Retype all of the entries word for word.

=== Exercise input ===

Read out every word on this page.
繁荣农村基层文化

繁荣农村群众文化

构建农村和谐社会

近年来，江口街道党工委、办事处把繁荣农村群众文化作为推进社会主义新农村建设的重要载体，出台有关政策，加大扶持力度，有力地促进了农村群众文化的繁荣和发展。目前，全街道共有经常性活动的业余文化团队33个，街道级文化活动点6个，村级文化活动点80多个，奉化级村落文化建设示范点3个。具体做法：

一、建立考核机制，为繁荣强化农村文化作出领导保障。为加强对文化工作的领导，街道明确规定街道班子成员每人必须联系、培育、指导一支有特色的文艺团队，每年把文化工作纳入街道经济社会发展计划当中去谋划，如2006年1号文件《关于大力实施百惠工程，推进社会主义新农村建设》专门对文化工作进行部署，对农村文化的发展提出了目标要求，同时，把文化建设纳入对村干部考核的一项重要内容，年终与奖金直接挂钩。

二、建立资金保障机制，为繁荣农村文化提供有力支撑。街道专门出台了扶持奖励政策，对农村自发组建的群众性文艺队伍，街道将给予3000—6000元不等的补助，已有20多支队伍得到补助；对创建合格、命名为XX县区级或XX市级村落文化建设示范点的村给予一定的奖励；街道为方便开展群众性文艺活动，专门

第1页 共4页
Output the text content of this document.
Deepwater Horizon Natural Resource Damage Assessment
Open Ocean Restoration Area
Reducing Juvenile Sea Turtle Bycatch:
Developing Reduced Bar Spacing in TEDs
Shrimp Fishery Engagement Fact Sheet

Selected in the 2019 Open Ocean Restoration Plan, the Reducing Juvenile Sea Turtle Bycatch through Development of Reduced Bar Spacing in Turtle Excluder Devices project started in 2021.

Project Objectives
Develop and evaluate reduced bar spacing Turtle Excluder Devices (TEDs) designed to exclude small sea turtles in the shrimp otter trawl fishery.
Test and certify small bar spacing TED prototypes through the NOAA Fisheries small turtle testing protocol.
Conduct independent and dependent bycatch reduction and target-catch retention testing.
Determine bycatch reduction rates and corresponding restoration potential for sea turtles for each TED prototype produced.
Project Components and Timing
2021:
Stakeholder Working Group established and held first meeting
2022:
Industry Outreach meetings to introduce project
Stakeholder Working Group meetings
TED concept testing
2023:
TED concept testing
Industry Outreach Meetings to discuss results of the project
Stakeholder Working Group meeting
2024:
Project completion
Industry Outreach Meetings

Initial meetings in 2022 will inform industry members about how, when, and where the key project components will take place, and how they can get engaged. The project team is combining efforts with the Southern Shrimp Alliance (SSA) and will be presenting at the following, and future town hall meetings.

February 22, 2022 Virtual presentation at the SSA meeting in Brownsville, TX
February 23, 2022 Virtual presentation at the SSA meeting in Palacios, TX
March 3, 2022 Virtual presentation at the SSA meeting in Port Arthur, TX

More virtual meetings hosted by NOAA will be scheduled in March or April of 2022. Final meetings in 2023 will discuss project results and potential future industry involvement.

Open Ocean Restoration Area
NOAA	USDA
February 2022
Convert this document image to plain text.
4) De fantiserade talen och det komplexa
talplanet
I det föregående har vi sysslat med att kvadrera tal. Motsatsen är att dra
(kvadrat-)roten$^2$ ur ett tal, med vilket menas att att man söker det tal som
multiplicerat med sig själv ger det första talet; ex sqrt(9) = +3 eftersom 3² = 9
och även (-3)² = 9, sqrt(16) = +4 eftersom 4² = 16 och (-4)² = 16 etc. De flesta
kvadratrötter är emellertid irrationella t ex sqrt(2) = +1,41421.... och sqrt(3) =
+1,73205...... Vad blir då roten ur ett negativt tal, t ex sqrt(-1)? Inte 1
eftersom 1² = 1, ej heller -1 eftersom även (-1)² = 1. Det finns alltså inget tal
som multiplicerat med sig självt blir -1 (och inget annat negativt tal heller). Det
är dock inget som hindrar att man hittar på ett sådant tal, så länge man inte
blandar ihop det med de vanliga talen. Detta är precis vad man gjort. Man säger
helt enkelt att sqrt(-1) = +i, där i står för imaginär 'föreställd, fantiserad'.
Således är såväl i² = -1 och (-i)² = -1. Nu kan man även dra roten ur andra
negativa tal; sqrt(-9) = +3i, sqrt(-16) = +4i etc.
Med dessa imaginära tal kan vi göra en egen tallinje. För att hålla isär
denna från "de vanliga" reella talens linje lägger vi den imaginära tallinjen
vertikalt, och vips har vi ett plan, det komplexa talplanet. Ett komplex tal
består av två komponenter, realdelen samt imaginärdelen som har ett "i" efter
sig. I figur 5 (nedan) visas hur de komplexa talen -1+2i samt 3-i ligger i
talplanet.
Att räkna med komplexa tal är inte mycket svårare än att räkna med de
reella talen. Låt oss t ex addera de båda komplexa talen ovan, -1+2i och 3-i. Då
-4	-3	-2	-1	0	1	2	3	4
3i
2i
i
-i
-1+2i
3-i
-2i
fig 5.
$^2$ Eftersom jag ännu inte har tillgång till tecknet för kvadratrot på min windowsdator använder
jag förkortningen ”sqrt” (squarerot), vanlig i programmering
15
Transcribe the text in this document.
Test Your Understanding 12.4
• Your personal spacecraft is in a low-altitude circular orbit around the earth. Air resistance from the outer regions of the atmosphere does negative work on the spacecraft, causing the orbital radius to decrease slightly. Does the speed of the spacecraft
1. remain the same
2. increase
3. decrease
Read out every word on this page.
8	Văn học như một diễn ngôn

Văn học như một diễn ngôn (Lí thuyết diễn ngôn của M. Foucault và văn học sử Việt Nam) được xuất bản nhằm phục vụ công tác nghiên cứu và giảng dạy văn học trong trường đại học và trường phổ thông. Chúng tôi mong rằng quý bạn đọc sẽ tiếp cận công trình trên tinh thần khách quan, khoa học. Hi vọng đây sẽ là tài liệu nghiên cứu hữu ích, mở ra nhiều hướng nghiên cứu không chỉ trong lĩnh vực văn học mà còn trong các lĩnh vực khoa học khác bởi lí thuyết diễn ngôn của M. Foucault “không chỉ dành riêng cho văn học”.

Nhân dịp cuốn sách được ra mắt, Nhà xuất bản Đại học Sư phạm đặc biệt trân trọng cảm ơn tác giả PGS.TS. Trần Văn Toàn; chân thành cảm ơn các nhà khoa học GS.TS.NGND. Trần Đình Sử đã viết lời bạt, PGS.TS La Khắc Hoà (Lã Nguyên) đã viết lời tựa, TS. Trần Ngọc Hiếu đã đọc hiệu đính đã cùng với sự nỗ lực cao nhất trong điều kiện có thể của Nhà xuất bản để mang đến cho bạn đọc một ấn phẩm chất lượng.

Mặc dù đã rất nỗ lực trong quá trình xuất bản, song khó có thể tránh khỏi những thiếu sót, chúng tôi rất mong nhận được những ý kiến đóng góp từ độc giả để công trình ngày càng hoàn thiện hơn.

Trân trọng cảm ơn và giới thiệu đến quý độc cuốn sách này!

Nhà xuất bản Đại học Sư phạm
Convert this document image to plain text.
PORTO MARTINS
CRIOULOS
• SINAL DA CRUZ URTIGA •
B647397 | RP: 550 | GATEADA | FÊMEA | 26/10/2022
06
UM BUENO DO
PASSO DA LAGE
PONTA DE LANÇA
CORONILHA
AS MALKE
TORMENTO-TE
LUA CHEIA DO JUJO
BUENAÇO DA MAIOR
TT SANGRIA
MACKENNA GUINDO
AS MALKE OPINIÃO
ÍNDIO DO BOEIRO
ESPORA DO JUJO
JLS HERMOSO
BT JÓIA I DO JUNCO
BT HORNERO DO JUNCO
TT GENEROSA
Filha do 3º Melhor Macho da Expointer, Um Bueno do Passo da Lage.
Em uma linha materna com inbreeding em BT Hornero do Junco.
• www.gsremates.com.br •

===

• Answer to this problem:
Read out every word on this page.
繁荣农村基层文化

繁荣农村群众文化

构建农村和谐社会

近年来，江口街道党工委、办事处把繁荣农村群众文化作为推进社会主义新农村建设的重要载体，出台有关政策，加大扶持力度，有力地促进了农村群众文化的繁荣和发展。目前，全街道共有经常性活动的业余文化团队33个，街道级文化活动点6个，村级文化活动点80多个，奉化级村落文化建设示范点3个。具体做法：

一、建立考核机制，为繁荣强化农村文化作出领导保障。为加强对文化工作的领导，街道明确规定街道班子成员每人必须联系、培育、指导一支有特色的文艺团队，每年把文化工作纳入街道经济社会发展计划当中去谋划，如2006年1号文件《关于大力实施百惠工程，推进社会主义新农村建设》专门对文化工作进行部署，对农村文化的发展提出了目标要求，同时，把文化建设纳入对村干部考核的一项重要内容，年终与奖金直接挂钩。

二、建立资金保障机制，为繁荣农村文化提供有力支撑。街道专门出台了扶持奖励政策，对农村自发组建的群众性文艺队伍，街道将给予3000—6000元不等的补助，已有20多支队伍得到补助；对创建合格、命名为XX县区级或XX市级村落文化建设示范点的村给予一定的奖励；街道为方便开展群众性文艺活动，专门

第1页 共4页
Output the text content of this document.
Deepwater Horizon Natural Resource Damage Assessment
Open Ocean Restoration Area
Reducing Juvenile Sea Turtle Bycatch:
Developing Reduced Bar Spacing in TEDs
Shrimp Fishery Engagement Fact Sheet

Selected in the 2019 Open Ocean Restoration Plan, the Reducing Juvenile Sea Turtle Bycatch through Development of Reduced Bar Spacing in Turtle Excluder Devices project started in 2021.

Project Objectives
Develop and evaluate reduced bar spacing Turtle Excluder Devices (TEDs) designed to exclude small sea turtles in the shrimp otter trawl fishery.
Test and certify small bar spacing TED prototypes through the NOAA Fisheries small turtle testing protocol.
Conduct independent and dependent bycatch reduction and target-catch retention testing.
Determine bycatch reduction rates and corresponding restoration potential for sea turtles for each TED prototype produced.
Project Components and Timing
2021:
Stakeholder Working Group established and held first meeting
2022:
Industry Outreach meetings to introduce project
Stakeholder Working Group meetings
TED concept testing
2023:
TED concept testing
Industry Outreach Meetings to discuss results of the project
Stakeholder Working Group meeting
2024:
Project completion
Industry Outreach Meetings

Initial meetings in 2022 will inform industry members about how, when, and where the key project components will take place, and how they can get engaged. The project team is combining efforts with the Southern Shrimp Alliance (SSA) and will be presenting at the following, and future town hall meetings.

February 22, 2022 Virtual presentation at the SSA meeting in Brownsville, TX
February 23, 2022 Virtual presentation at the SSA meeting in Palacios, TX
March 3, 2022 Virtual presentation at the SSA meeting in Port Arthur, TX

More virtual meetings hosted by NOAA will be scheduled in March or April of 2022. Final meetings in 2023 will discuss project results and potential future industry involvement.

Open Ocean Restoration Area
NOAA	USDA
February 2022
Convert this document image to plain text.
4) De fantiserade talen och det komplexa
talplanet
I det föregående har vi sysslat med att kvadrera tal. Motsatsen är att dra
(kvadrat-)roten$^2$ ur ett tal, med vilket menas att att man söker det tal som
multiplicerat med sig själv ger det första talet; ex sqrt(9) = +3 eftersom 3² = 9
och även (-3)² = 9, sqrt(16) = +4 eftersom 4² = 16 och (-4)² = 16 etc. De flesta
kvadratrötter är emellertid irrationella t ex sqrt(2) = +1,41421.... och sqrt(3) =
+1,73205...... Vad blir då roten ur ett negativt tal, t ex sqrt(-1)? Inte 1
eftersom 1² = 1, ej heller -1 eftersom även (-1)² = 1. Det finns alltså inget tal
som multiplicerat med sig självt blir -1 (och inget annat negativt tal heller). Det
är dock inget som hindrar att man hittar på ett sådant tal, så länge man inte
blandar ihop det med de vanliga talen. Detta är precis vad man gjort. Man säger
helt enkelt att sqrt(-1) = +i, där i står för imaginär 'föreställd, fantiserad'.
Således är såväl i² = -1 och (-i)² = -1. Nu kan man även dra roten ur andra
negativa tal; sqrt(-9) = +3i, sqrt(-16) = +4i etc.
Med dessa imaginära tal kan vi göra en egen tallinje. För att hålla isär
denna från "de vanliga" reella talens linje lägger vi den imaginära tallinjen
vertikalt, och vips har vi ett plan, det komplexa talplanet. Ett komplex tal
består av två komponenter, realdelen samt imaginärdelen som har ett "i" efter
sig. I figur 5 (nedan) visas hur de komplexa talen -1+2i samt 3-i ligger i
talplanet.
Att räkna med komplexa tal är inte mycket svårare än att räkna med de
reella talen. Låt oss t ex addera de båda komplexa talen ovan, -1+2i och 3-i. Då
-4	-3	-2	-1	0	1	2	3	4
3i
2i
i
-i
-1+2i
3-i
-2i
fig 5.
$^2$ Eftersom jag ännu inte har tillgång till tecknet för kvadratrot på min windowsdator använder
jag förkortningen ”sqrt” (squarerot), vanlig i programmering
15
Transcribe the text in this document.
Test Your Understanding 12.4
• Your personal spacecraft is in a low-altitude circular orbit around the earth. Air resistance from the outer regions of the atmosphere does negative work on the spacecraft, causing the orbital radius to decrease slightly. Does the speed of the spacecraft
1. remain the same
2. increase
3. decrease
Read out every word on this page.
8	Văn học như một diễn ngôn

Văn học như một diễn ngôn (Lí thuyết diễn ngôn của M. Foucault và văn học sử Việt Nam) được xuất bản nhằm phục vụ công tác nghiên cứu và giảng dạy văn học trong trường đại học và trường phổ thông. Chúng tôi mong rằng quý bạn đọc sẽ tiếp cận công trình trên tinh thần khách quan, khoa học. Hi vọng đây sẽ là tài liệu nghiên cứu hữu ích, mở ra nhiều hướng nghiên cứu không chỉ trong lĩnh vực văn học mà còn trong các lĩnh vực khoa học khác bởi lí thuyết diễn ngôn của M. Foucault “không chỉ dành riêng cho văn học”.

Nhân dịp cuốn sách được ra mắt, Nhà xuất bản Đại học Sư phạm đặc biệt trân trọng cảm ơn tác giả PGS.TS. Trần Văn Toàn; chân thành cảm ơn các nhà khoa học GS.TS.NGND. Trần Đình Sử đã viết lời bạt, PGS.TS La Khắc Hoà (Lã Nguyên) đã viết lời tựa, TS. Trần Ngọc Hiếu đã đọc hiệu đính đã cùng với sự nỗ lực cao nhất trong điều kiện có thể của Nhà xuất bản để mang đến cho bạn đọc một ấn phẩm chất lượng.

Mặc dù đã rất nỗ lực trong quá trình xuất bản, song khó có thể tránh khỏi những thiếu sót, chúng tôi rất mong nhận được những ý kiến đóng góp từ độc giả để công trình ngày càng hoàn thiện hơn.

Trân trọng cảm ơn và giới thiệu đến quý độc cuốn sách này!

Nhà xuất bản Đại học Sư phạm
Convert this document image to plain text.
PORTO MARTINS
CRIOULOS
• SINAL DA CRUZ URTIGA •
B647397 | RP: 550 | GATEADA | FÊMEA | 26/10/2022
06
UM BUENO DO
PASSO DA LAGE
PONTA DE LANÇA
CORONILHA
AS MALKE
TORMENTO-TE
LUA CHEIA DO JUJO
BUENAÇO DA MAIOR
TT SANGRIA
MACKENNA GUINDO
AS MALKE OPINIÃO
ÍNDIO DO BOEIRO
ESPORA DO JUJO
JLS HERMOSO
BT JÓIA I DO JUNCO
BT HORNERO DO JUNCO
TT GENEROSA
Filha do 3º Melhor Macho da Expointer, Um Bueno do Passo da Lage.
Em uma linha materna com inbreeding em BT Hornero do Junco.
• www.gsremates.com.br •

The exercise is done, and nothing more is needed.